> _Given problem_:
Pull out every line below containing the word "color".
▼
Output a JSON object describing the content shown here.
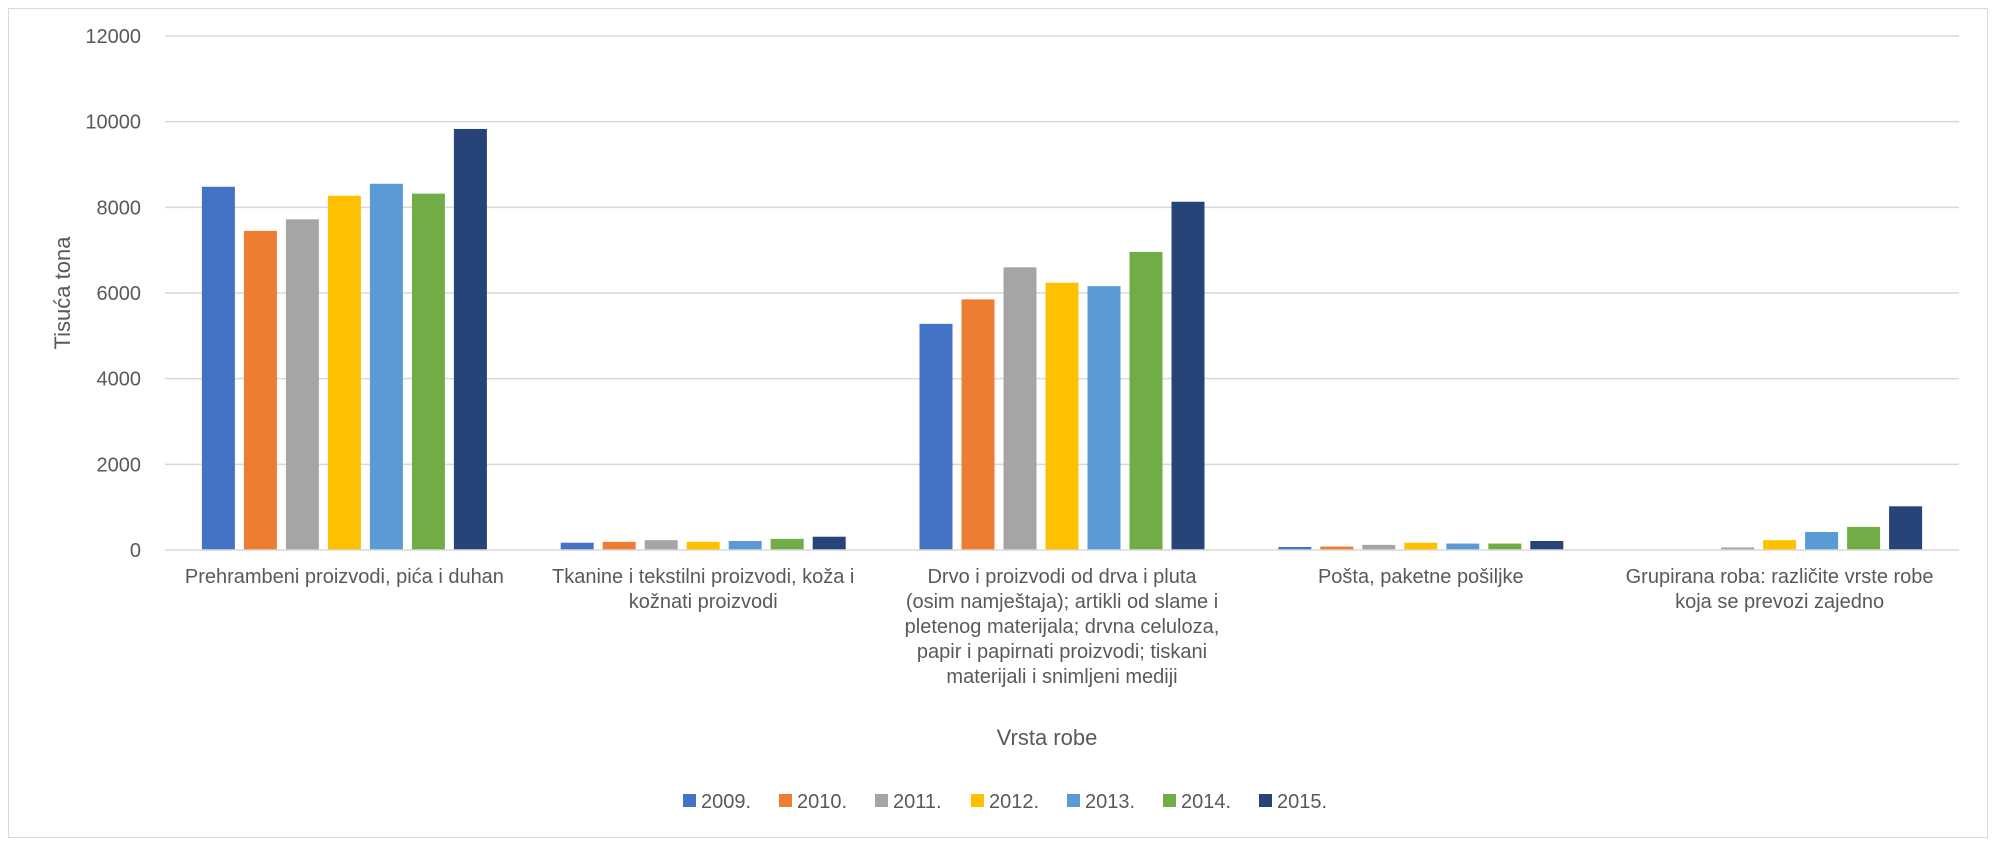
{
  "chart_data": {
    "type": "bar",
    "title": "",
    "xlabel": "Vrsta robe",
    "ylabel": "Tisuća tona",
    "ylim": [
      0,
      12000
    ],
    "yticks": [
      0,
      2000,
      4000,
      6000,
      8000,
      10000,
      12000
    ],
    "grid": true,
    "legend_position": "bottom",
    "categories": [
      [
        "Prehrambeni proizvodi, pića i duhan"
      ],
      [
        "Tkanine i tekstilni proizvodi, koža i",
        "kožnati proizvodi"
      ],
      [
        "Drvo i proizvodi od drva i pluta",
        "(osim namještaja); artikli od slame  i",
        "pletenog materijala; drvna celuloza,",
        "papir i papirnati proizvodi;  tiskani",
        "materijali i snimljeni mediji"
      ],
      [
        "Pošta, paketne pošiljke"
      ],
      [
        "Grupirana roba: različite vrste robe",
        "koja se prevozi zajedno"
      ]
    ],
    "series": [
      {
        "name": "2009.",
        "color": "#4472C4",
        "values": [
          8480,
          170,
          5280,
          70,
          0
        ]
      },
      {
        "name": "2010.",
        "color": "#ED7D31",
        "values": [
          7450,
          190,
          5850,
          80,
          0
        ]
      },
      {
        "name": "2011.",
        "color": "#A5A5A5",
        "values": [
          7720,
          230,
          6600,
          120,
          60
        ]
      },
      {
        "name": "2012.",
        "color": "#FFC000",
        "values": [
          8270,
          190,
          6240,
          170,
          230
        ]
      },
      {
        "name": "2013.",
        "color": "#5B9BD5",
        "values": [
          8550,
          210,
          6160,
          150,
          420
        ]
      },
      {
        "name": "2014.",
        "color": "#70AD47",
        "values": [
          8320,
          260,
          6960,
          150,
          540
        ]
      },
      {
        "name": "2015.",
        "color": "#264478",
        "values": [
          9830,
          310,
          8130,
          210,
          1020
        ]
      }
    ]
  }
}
▲
> _Written reply_:
        "color": "#4472C4",
        "color": "#ED7D31",
        "color": "#A5A5A5",
        "color": "#FFC000",
        "color": "#5B9BD5",
        "color": "#70AD47",
        "color": "#264478",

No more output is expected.